Short exercise:
Gather all lines from the material that contain "this".
====== Dataset extract ======
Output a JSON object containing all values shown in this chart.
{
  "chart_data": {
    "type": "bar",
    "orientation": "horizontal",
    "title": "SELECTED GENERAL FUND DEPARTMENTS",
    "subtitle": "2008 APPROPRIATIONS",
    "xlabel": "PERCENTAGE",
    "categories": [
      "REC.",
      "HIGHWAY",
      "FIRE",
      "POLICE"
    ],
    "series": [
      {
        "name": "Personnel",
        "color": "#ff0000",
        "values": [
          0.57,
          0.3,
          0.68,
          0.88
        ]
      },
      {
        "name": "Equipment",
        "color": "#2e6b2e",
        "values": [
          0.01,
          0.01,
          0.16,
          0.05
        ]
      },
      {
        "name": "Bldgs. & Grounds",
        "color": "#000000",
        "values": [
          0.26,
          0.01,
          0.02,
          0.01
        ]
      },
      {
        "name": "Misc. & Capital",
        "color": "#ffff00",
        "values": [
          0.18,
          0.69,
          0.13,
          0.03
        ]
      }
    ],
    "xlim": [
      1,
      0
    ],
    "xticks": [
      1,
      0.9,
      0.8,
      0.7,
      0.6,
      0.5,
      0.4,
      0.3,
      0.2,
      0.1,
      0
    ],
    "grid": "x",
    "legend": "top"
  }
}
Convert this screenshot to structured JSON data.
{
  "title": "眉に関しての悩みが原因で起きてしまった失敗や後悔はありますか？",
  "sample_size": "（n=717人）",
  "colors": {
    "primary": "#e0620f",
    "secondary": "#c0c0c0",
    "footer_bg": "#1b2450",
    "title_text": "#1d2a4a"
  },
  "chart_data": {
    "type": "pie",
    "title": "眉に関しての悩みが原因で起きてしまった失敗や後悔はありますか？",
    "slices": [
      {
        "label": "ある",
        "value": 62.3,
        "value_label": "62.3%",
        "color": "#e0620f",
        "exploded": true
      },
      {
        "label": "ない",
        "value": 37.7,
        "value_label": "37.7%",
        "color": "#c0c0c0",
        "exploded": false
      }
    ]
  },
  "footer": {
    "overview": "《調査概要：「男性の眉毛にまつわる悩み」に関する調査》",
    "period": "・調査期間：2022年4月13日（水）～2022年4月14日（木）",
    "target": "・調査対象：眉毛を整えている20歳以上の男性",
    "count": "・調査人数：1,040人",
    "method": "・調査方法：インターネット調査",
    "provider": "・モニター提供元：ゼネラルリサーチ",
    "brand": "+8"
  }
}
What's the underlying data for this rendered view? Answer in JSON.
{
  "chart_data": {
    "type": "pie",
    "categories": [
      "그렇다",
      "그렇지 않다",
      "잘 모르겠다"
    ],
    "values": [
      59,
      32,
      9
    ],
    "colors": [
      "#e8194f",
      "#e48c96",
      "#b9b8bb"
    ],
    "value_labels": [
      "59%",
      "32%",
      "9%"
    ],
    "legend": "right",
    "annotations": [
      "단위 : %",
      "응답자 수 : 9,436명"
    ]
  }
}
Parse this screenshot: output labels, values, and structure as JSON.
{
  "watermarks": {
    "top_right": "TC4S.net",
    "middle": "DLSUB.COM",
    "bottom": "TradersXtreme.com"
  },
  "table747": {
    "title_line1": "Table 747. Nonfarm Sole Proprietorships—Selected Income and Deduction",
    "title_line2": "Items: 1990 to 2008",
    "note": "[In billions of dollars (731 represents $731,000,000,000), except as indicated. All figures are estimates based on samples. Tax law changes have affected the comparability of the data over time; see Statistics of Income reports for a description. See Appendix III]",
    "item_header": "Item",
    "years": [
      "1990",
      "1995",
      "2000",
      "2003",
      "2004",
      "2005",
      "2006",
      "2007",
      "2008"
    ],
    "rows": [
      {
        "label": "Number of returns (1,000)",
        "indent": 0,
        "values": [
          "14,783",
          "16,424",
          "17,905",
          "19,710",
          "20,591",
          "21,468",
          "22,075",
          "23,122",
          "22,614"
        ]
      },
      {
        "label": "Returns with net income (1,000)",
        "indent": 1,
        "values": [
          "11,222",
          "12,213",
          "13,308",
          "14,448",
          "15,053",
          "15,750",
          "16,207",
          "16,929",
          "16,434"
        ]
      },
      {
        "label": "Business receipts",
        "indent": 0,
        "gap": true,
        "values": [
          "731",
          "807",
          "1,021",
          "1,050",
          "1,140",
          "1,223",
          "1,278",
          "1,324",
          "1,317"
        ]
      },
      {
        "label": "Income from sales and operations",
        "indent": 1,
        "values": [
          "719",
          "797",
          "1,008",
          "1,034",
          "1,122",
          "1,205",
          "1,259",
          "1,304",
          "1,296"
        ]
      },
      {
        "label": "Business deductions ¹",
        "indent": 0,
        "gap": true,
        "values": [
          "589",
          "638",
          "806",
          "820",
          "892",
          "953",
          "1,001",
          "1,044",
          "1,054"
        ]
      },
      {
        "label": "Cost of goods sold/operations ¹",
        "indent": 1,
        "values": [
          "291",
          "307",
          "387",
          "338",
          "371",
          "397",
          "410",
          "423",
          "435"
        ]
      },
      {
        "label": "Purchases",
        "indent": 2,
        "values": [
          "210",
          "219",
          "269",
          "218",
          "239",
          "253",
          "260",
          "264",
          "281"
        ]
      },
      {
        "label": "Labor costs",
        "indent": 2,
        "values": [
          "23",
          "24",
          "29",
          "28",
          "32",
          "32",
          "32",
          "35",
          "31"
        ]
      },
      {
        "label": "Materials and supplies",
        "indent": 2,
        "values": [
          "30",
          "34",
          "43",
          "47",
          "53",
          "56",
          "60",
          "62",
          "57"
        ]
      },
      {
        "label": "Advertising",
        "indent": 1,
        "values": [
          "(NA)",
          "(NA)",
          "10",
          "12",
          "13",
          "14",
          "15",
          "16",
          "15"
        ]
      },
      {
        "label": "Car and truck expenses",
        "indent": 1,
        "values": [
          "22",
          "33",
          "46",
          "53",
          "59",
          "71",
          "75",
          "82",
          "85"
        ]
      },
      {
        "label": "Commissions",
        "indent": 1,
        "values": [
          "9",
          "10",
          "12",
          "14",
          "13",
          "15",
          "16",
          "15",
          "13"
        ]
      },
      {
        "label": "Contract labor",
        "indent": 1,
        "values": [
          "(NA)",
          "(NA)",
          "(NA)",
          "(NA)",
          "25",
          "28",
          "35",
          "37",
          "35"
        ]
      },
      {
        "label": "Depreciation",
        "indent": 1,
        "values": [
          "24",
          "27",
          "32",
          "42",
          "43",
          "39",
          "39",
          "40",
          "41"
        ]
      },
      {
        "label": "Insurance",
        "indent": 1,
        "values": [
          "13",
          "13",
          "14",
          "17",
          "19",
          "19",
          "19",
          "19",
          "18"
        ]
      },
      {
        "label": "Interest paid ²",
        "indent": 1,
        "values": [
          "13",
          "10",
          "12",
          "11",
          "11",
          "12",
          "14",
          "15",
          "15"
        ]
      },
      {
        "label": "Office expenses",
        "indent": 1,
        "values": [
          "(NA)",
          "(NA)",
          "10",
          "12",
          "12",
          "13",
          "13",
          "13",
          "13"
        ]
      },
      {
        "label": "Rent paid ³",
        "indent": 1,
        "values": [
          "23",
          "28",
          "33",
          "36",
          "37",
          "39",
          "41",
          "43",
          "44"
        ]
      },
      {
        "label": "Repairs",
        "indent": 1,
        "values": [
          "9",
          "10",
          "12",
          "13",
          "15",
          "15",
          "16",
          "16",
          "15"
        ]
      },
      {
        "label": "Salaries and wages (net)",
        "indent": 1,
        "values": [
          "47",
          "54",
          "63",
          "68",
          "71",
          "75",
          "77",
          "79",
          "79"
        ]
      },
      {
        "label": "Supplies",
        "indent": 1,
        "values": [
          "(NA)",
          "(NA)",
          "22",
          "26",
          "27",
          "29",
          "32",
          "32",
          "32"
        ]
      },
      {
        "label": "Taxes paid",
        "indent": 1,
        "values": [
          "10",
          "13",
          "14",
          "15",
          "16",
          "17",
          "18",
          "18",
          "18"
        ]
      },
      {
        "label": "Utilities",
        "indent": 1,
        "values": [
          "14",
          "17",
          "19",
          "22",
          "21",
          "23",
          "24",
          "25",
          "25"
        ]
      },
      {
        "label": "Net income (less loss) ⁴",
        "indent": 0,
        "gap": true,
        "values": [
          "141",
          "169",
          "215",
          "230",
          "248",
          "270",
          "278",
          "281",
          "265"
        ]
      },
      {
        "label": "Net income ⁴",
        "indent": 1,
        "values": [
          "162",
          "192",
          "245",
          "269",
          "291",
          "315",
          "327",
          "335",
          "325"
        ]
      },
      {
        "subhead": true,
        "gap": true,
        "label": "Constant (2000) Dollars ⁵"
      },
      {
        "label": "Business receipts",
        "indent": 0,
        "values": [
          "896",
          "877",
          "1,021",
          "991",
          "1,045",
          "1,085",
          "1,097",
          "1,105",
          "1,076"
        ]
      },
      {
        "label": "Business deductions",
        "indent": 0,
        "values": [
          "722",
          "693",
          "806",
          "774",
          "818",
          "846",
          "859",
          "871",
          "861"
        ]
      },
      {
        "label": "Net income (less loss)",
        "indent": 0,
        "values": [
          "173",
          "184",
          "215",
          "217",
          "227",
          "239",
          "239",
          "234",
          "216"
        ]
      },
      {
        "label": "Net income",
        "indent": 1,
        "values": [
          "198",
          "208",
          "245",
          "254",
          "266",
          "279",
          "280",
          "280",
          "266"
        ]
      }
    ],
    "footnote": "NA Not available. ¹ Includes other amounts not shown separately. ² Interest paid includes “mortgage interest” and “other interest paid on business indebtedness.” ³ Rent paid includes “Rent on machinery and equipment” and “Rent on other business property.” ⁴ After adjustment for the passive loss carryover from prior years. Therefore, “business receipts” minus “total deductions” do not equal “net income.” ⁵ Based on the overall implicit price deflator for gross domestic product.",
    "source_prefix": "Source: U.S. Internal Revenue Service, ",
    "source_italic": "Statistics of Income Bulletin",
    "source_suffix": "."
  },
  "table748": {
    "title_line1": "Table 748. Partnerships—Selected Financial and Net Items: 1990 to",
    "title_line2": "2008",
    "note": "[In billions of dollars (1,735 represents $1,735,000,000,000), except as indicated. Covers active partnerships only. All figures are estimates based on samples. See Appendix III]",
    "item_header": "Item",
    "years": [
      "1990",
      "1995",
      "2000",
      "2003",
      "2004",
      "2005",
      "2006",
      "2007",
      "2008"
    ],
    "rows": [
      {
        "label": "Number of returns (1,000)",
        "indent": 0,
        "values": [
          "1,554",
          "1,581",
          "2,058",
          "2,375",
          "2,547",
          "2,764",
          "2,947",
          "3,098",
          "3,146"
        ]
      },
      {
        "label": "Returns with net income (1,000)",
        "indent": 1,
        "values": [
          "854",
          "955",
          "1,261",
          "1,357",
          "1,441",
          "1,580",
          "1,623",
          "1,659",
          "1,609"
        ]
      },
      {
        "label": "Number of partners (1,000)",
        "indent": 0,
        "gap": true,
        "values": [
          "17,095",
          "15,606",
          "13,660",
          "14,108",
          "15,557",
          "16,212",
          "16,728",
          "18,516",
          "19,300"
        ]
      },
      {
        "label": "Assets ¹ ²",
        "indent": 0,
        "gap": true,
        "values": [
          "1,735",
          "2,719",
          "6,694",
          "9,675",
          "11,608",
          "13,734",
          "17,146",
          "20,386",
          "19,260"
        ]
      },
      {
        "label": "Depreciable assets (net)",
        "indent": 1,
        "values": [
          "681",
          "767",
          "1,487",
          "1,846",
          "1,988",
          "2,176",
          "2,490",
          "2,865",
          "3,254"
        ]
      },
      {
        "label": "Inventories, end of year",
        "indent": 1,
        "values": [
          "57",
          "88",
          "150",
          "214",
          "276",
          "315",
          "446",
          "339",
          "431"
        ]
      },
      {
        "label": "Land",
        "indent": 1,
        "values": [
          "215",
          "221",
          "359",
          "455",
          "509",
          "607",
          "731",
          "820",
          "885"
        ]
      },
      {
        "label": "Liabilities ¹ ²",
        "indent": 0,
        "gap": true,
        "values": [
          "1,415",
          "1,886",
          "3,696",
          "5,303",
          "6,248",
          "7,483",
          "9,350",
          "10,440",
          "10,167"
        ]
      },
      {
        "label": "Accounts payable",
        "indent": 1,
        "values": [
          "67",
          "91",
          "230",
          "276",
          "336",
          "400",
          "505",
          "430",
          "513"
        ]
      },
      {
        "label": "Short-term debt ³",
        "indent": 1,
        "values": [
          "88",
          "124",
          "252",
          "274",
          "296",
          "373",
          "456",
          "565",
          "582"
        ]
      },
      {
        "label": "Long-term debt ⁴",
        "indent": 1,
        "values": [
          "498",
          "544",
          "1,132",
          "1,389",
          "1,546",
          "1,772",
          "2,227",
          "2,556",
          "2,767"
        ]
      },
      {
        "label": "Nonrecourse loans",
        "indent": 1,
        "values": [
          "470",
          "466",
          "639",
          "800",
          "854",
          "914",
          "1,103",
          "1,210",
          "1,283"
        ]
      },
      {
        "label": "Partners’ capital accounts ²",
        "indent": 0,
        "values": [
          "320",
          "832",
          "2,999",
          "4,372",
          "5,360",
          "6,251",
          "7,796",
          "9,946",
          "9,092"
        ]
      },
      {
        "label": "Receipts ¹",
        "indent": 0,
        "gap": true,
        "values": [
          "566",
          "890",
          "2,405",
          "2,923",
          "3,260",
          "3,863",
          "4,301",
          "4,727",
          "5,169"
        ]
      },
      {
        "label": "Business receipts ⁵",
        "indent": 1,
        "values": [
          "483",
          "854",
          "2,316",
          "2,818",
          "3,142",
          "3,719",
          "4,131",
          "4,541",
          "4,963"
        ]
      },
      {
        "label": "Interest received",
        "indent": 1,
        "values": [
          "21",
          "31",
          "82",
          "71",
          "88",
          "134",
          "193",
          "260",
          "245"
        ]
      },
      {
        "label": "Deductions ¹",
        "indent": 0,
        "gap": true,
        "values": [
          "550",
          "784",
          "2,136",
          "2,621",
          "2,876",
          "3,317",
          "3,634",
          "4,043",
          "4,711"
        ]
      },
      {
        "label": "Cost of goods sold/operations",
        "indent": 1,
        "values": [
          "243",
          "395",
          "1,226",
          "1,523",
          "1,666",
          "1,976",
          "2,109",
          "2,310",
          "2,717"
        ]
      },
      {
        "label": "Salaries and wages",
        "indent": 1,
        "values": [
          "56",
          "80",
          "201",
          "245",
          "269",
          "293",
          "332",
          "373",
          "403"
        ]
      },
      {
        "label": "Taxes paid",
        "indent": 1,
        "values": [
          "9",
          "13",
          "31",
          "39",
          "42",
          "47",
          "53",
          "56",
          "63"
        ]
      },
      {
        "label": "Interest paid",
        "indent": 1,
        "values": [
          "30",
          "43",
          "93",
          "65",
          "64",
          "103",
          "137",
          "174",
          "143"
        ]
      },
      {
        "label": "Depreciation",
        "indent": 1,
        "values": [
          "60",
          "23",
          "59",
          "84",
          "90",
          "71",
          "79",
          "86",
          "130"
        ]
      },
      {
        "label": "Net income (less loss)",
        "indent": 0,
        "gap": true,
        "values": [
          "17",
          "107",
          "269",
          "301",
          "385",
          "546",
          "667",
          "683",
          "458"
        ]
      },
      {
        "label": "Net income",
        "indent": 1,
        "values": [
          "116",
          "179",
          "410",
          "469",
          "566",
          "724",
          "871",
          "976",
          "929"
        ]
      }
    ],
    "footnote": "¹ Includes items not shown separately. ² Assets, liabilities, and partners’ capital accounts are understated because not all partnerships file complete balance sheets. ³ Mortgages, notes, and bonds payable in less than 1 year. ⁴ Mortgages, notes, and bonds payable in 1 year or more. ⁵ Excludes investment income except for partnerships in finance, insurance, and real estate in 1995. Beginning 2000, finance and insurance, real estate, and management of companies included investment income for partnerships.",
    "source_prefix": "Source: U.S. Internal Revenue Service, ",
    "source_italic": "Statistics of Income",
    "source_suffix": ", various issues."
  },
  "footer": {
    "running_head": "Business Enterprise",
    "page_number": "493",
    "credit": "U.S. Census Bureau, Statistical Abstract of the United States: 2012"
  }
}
======
Reply to the exercise:
Output a JSON object containing all values shown in this chart.
Convert this screenshot to structured JSON data.
What's the underlying data for this rendered view? Answer in JSON.
Parse this screenshot: output labels, values, and structure as JSON.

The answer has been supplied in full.